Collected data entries
"""
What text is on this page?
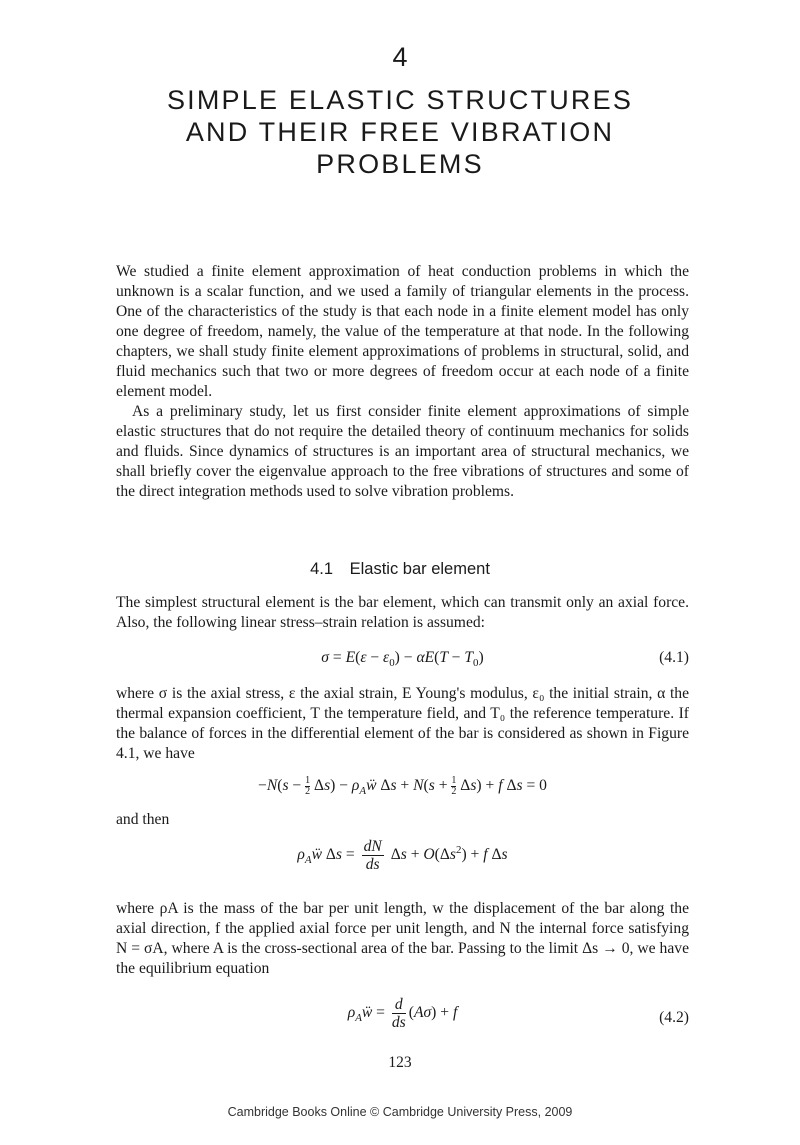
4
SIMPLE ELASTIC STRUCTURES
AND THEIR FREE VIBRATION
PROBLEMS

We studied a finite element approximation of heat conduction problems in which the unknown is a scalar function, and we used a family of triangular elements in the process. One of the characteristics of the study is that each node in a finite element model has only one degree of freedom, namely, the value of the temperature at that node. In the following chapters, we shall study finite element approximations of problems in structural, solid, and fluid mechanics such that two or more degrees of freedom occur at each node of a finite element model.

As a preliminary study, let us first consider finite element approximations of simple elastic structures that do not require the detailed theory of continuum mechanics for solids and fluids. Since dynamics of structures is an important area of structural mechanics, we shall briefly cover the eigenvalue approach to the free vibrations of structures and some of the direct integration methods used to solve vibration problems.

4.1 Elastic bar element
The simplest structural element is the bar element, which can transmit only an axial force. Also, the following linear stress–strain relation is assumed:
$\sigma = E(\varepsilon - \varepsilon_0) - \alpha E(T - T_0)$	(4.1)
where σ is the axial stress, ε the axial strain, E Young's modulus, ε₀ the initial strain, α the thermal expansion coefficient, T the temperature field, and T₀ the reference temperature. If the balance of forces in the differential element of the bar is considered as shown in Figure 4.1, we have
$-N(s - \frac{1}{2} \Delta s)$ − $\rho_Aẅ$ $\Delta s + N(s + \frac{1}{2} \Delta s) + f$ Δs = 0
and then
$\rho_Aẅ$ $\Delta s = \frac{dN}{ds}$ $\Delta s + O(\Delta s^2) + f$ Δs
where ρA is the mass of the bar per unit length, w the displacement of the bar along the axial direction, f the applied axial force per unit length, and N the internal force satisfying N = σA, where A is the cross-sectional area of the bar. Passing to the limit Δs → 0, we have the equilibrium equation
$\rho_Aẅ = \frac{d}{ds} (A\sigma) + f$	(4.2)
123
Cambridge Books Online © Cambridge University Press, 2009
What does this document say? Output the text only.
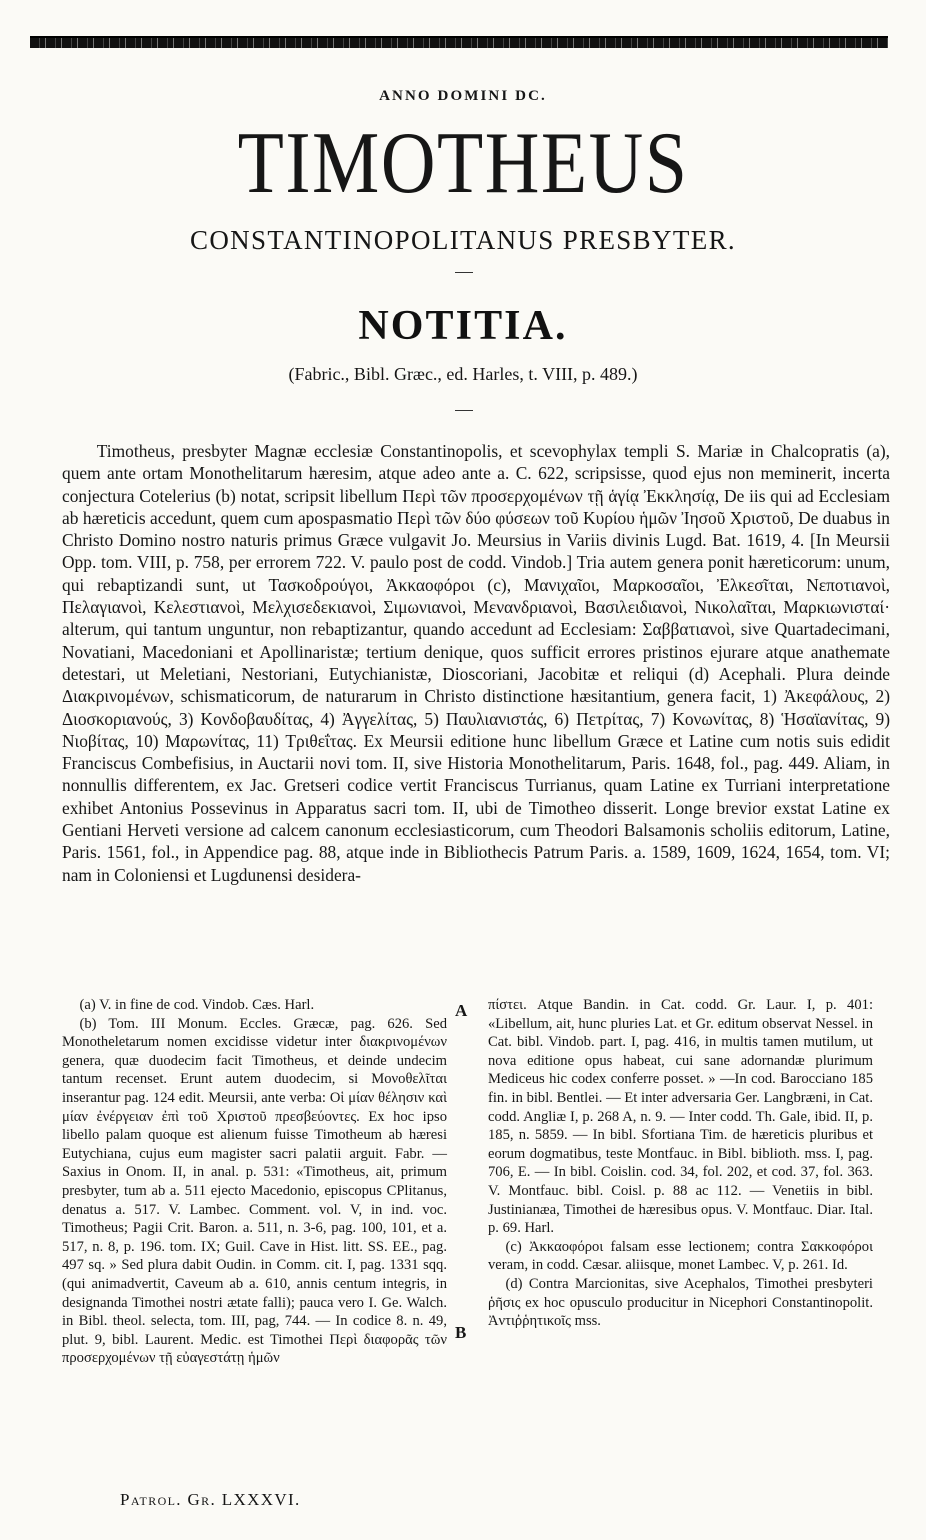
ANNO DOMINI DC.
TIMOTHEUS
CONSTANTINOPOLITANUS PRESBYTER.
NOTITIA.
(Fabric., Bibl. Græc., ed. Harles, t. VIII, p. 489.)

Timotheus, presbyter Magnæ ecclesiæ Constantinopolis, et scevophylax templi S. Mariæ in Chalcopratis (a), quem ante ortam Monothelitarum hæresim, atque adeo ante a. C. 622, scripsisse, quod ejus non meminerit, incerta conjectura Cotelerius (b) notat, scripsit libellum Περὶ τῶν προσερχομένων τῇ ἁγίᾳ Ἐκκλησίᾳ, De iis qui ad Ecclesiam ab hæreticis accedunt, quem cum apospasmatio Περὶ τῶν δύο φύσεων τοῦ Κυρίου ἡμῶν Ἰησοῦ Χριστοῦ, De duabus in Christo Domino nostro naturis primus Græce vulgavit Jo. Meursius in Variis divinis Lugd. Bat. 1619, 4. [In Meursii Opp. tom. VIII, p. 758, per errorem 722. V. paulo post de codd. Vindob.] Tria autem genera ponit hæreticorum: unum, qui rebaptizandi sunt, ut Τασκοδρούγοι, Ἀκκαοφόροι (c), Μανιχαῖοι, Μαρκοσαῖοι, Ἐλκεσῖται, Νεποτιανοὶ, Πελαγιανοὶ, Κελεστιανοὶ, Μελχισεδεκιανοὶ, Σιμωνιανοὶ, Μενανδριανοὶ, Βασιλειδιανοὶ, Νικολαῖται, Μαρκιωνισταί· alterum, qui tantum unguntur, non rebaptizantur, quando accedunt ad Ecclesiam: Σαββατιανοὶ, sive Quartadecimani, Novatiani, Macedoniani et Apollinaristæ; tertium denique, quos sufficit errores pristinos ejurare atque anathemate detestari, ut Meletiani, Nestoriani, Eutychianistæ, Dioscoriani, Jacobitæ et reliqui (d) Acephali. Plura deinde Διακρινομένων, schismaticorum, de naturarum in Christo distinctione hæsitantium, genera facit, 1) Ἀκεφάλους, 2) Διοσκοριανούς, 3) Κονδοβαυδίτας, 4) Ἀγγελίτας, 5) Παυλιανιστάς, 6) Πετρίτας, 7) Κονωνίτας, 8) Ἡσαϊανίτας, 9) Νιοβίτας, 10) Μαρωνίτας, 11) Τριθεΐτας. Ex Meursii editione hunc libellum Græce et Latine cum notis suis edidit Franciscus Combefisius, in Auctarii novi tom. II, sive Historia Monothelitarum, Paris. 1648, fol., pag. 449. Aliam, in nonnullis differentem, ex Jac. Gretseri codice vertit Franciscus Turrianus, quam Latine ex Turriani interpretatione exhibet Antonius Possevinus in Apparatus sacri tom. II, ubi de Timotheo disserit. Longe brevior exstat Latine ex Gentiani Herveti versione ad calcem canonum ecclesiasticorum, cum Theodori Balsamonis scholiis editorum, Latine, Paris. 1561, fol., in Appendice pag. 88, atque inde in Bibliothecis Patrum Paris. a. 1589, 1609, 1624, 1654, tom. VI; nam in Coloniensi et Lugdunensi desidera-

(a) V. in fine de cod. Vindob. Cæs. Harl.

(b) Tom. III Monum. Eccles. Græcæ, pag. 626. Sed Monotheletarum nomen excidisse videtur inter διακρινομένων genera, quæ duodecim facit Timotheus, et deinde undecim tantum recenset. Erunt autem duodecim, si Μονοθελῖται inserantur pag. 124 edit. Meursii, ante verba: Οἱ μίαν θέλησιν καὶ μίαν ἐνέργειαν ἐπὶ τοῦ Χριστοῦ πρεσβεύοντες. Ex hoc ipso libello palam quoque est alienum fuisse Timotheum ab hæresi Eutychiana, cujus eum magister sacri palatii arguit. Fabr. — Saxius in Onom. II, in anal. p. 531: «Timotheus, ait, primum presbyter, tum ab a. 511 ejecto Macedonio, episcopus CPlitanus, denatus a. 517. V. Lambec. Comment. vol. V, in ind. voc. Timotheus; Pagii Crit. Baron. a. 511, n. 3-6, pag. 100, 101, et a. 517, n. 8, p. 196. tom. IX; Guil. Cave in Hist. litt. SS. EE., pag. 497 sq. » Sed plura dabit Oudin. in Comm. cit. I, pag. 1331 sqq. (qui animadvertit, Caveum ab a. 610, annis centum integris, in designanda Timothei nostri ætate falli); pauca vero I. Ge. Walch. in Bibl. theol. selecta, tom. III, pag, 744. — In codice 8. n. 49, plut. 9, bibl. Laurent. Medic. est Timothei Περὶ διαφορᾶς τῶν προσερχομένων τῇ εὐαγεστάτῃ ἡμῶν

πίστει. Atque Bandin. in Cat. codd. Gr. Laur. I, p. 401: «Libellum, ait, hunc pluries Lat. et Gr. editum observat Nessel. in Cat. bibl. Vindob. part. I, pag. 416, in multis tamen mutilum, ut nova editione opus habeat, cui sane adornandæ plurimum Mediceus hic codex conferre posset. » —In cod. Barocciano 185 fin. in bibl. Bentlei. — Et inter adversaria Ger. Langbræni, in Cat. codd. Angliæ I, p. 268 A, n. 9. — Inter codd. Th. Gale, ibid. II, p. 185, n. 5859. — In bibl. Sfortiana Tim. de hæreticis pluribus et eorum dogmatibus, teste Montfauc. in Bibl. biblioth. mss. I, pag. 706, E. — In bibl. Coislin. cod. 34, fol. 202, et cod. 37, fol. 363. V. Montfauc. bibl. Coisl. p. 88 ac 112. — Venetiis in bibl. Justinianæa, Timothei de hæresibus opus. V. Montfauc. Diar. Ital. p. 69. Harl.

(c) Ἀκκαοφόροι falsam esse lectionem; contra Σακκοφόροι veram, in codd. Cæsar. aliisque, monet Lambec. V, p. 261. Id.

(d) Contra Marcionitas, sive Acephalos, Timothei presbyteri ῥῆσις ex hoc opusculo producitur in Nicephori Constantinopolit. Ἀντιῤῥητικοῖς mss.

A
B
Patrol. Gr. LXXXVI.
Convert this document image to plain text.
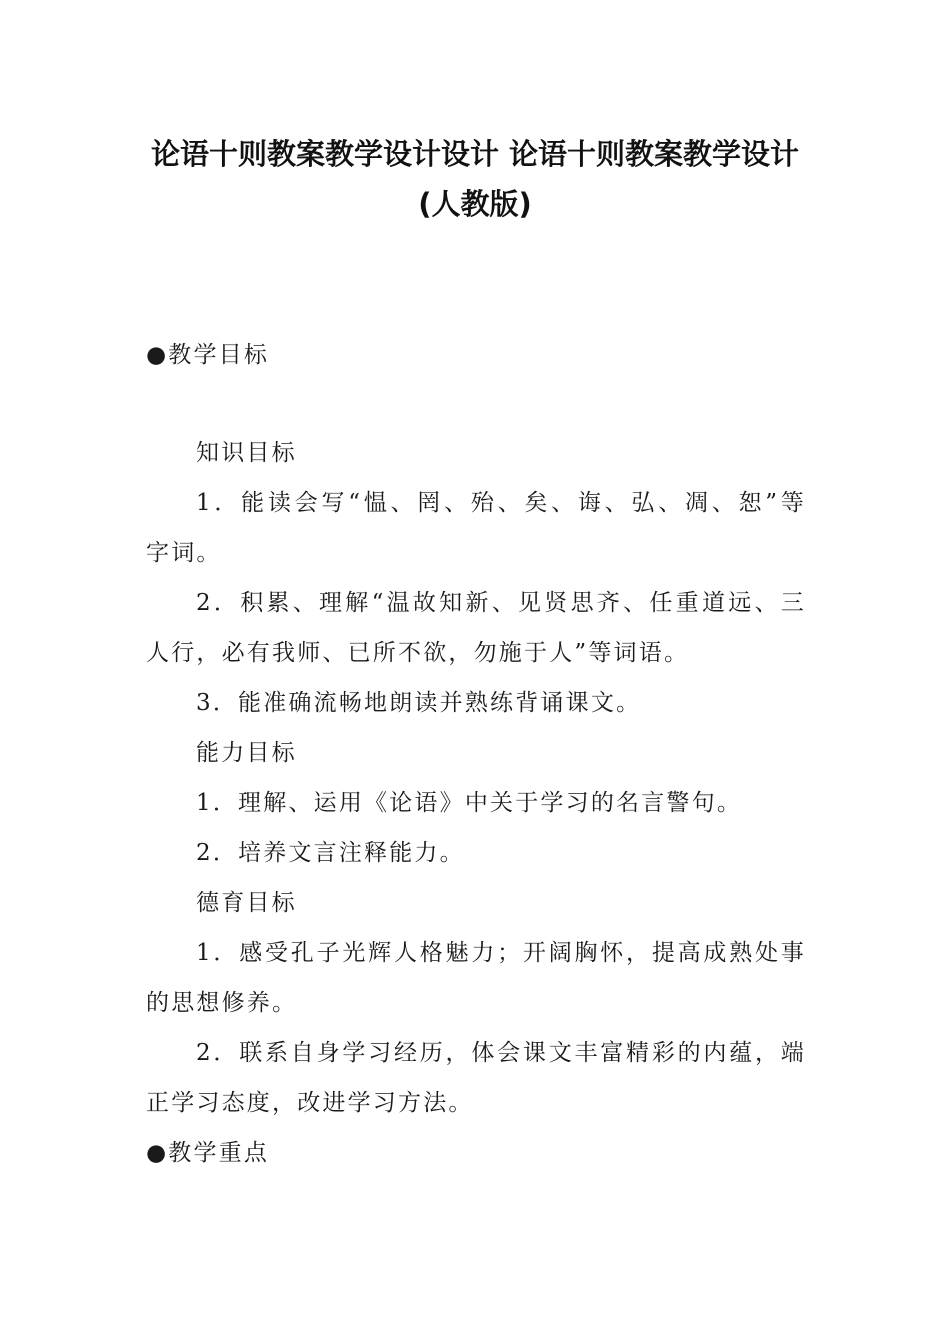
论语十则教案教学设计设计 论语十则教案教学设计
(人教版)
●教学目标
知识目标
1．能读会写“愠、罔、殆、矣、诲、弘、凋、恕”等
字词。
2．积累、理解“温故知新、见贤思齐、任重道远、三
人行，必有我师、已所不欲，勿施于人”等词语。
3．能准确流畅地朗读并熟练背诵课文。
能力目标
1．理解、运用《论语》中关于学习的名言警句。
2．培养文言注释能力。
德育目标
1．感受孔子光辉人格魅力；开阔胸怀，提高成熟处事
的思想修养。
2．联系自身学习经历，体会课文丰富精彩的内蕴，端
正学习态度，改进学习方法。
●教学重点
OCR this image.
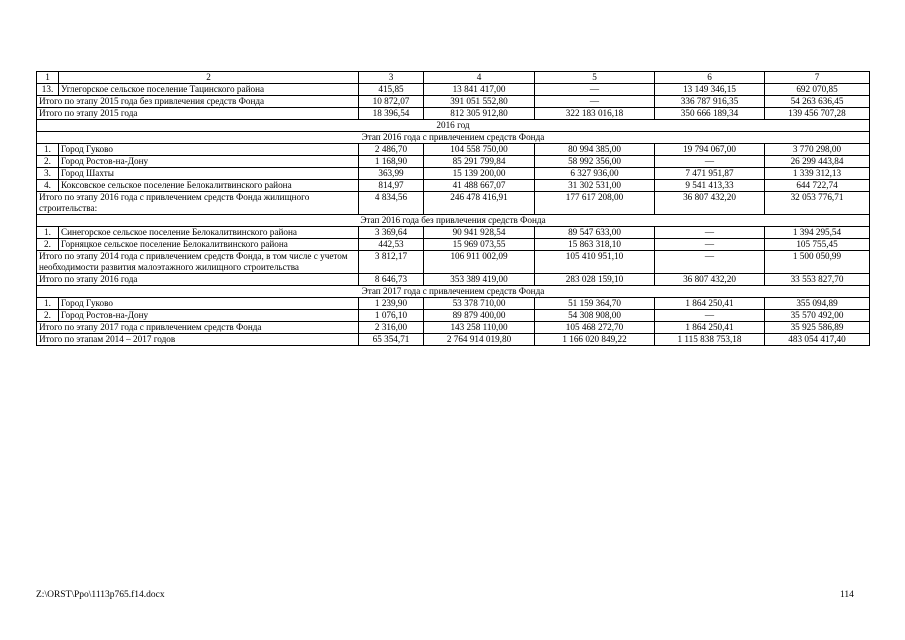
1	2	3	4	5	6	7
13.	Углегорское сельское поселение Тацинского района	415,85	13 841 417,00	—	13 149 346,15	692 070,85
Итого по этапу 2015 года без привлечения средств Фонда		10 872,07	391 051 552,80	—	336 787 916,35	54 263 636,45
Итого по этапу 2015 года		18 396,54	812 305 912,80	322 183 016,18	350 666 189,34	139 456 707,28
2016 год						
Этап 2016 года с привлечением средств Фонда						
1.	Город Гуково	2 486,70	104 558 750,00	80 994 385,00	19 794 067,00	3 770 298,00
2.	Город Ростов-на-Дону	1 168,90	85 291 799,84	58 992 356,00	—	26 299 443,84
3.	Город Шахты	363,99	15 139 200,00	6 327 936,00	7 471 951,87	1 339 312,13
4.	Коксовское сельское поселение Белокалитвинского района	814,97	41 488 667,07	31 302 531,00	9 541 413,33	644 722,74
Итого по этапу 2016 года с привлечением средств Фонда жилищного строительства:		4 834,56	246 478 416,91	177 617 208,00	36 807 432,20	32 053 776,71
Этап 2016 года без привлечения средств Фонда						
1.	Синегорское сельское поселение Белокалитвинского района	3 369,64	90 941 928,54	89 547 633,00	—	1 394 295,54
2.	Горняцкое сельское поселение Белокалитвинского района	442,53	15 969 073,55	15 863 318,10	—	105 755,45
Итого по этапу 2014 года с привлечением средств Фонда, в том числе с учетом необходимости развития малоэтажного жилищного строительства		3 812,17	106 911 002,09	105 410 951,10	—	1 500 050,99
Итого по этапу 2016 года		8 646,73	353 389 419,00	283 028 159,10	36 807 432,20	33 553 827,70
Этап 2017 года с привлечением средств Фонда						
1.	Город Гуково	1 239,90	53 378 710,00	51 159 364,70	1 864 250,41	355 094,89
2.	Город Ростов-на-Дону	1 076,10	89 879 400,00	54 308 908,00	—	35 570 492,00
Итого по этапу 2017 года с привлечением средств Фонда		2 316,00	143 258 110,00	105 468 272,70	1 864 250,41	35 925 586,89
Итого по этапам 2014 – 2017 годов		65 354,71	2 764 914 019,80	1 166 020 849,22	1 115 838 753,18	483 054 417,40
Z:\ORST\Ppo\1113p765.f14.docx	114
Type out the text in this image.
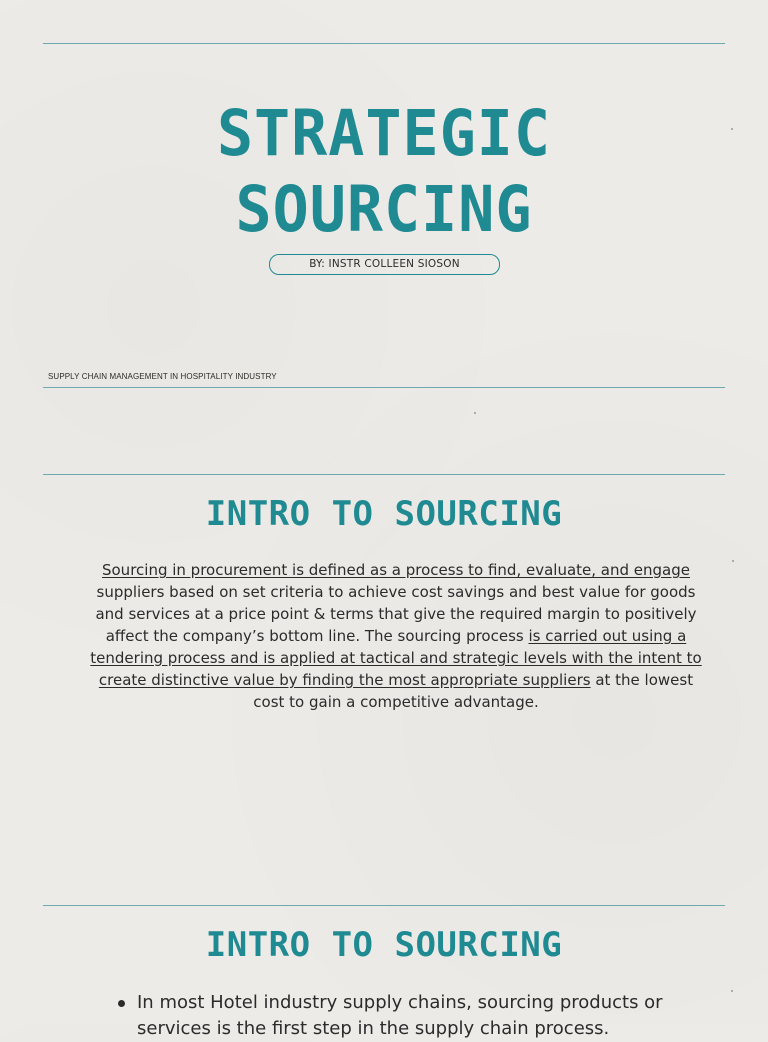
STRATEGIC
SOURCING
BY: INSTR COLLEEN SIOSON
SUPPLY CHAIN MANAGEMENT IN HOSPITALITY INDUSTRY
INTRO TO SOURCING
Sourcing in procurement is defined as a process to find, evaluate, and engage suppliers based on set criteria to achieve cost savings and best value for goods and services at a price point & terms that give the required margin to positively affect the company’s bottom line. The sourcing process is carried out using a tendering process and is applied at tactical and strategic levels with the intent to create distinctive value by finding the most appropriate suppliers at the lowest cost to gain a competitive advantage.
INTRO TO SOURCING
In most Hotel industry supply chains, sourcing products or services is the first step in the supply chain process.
"""
- _SET TASK_
Find all lines holding the string "study" and copy them.

- _RESULT OF THE EXERCISE_
We studied a finite element approximation of heat conduction problems in which the unknown is a scalar function, and we used a family of triangular elements in the process. One of the characteristics of the study is that each node in a finite element model has only one degree of freedom, namely, the value of the temperature at that node. In the following chapters, we shall study finite element approximations of problems in structural, solid, and fluid mechanics such that two or more degrees of freedom occur at each node of a finite element model.
As a preliminary study, let us first consider finite element approximations of simple elastic structures that do not require the detailed theory of continuum mechanics for solids and fluids. Since dynamics of structures is an important area of structural mechanics, we shall briefly cover the eigenvalue approach to the free vibrations of structures and some of the direct integration methods used to solve vibration problems.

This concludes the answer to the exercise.